◆ Your goal ◆
All entries below need to be written out exactly, but without their pictures.

◆ Exercise input ◆

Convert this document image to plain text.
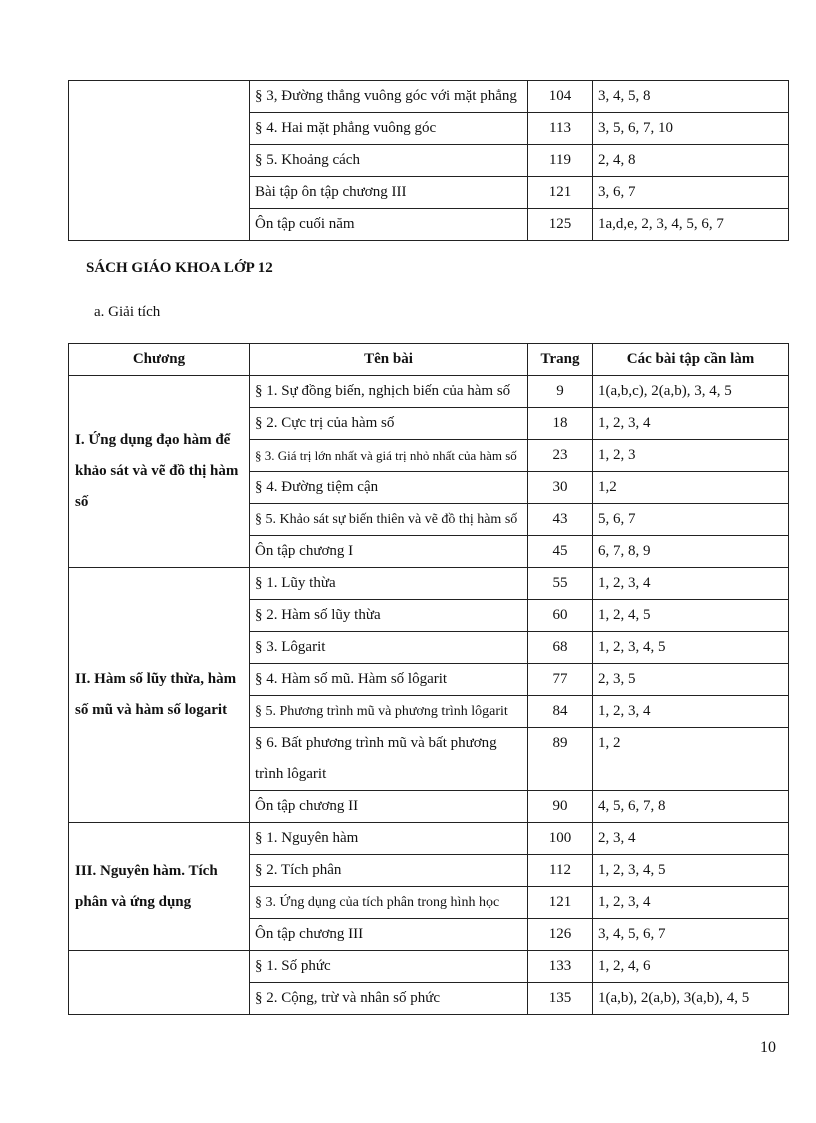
	§ 3, Đường thẳng vuông góc với mặt phẳng	104	3, 4, 5, 8
	§ 4. Hai mặt phẳng vuông góc	113	3, 5, 6, 7, 10
	§ 5. Khoảng cách	119	2, 4, 8
	Bài tập ôn tập chương III	121	3, 6, 7
	Ôn tập cuối năm	125	1a,d,e, 2, 3, 4, 5, 6, 7
SÁCH GIÁO KHOA LỚP 12
a. Giải tích
Chương	Tên bài	Trang	Các bài tập cần làm
I. Ứng dụng đạo hàm để khảo sát và vẽ đồ thị hàm số	§ 1. Sự đồng biến, nghịch biến của hàm số	9	1(a,b,c), 2(a,b), 3, 4, 5
	§ 2. Cực trị của hàm số	18	1, 2, 3, 4
	§ 3. Giá trị lớn nhất và giá trị nhỏ nhất của hàm số	23	1, 2, 3
	§ 4. Đường tiệm cận	30	1,2
	§ 5. Khảo sát sự biến thiên và vẽ đồ thị hàm số	43	5, 6, 7
	Ôn tập chương I	45	6, 7, 8, 9
II. Hàm số lũy thừa, hàm số mũ và hàm số logarit	§ 1. Lũy thừa	55	1, 2, 3, 4
	§ 2. Hàm số lũy thừa	60	1, 2, 4, 5
	§ 3. Lôgarit	68	1, 2, 3, 4, 5
	§ 4. Hàm số mũ. Hàm số lôgarit	77	2, 3, 5
	§ 5. Phương trình mũ và phương trình lôgarit	84	1, 2, 3, 4
	§ 6. Bất phương trình mũ và bất phương trình lôgarit	89	1, 2
	Ôn tập chương II	90	4, 5, 6, 7, 8
III. Nguyên hàm. Tích phân và ứng dụng	§ 1. Nguyên hàm	100	2, 3, 4
	§ 2. Tích phân	112	1, 2, 3, 4, 5
	§ 3. Ứng dụng của tích phân trong hình học	121	1, 2, 3, 4
	Ôn tập chương III	126	3, 4, 5, 6, 7
	§ 1. Số phức	133	1, 2, 4, 6
	§ 2. Cộng, trừ và nhân số phức	135	1(a,b), 2(a,b), 3(a,b), 4, 5
10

◆ Output below ◆
Convert this document image to plain text.
	§ 3, Đường thẳng vuông góc với mặt phẳng	104	3, 4, 5, 8
	§ 4. Hai mặt phẳng vuông góc	113	3, 5, 6, 7, 10
	§ 5. Khoảng cách	119	2, 4, 8
	Bài tập ôn tập chương III	121	3, 6, 7
	Ôn tập cuối năm	125	1a,d,e, 2, 3, 4, 5, 6, 7
SÁCH GIÁO KHOA LỚP 12
a. Giải tích
Chương	Tên bài	Trang	Các bài tập cần làm
I. Ứng dụng đạo hàm để khảo sát và vẽ đồ thị hàm số	§ 1. Sự đồng biến, nghịch biến của hàm số	9	1(a,b,c), 2(a,b), 3, 4, 5
	§ 2. Cực trị của hàm số	18	1, 2, 3, 4
	§ 3. Giá trị lớn nhất và giá trị nhỏ nhất của hàm số	23	1, 2, 3
	§ 4. Đường tiệm cận	30	1,2
	§ 5. Khảo sát sự biến thiên và vẽ đồ thị hàm số	43	5, 6, 7
	Ôn tập chương I	45	6, 7, 8, 9
II. Hàm số lũy thừa, hàm số mũ và hàm số logarit	§ 1. Lũy thừa	55	1, 2, 3, 4
	§ 2. Hàm số lũy thừa	60	1, 2, 4, 5
	§ 3. Lôgarit	68	1, 2, 3, 4, 5
	§ 4. Hàm số mũ. Hàm số lôgarit	77	2, 3, 5
	§ 5. Phương trình mũ và phương trình lôgarit	84	1, 2, 3, 4
	§ 6. Bất phương trình mũ và bất phương trình lôgarit	89	1, 2
	Ôn tập chương II	90	4, 5, 6, 7, 8
III. Nguyên hàm. Tích phân và ứng dụng	§ 1. Nguyên hàm	100	2, 3, 4
	§ 2. Tích phân	112	1, 2, 3, 4, 5
	§ 3. Ứng dụng của tích phân trong hình học	121	1, 2, 3, 4
	Ôn tập chương III	126	3, 4, 5, 6, 7
	§ 1. Số phức	133	1, 2, 4, 6
	§ 2. Cộng, trừ và nhân số phức	135	1(a,b), 2(a,b), 3(a,b), 4, 5
10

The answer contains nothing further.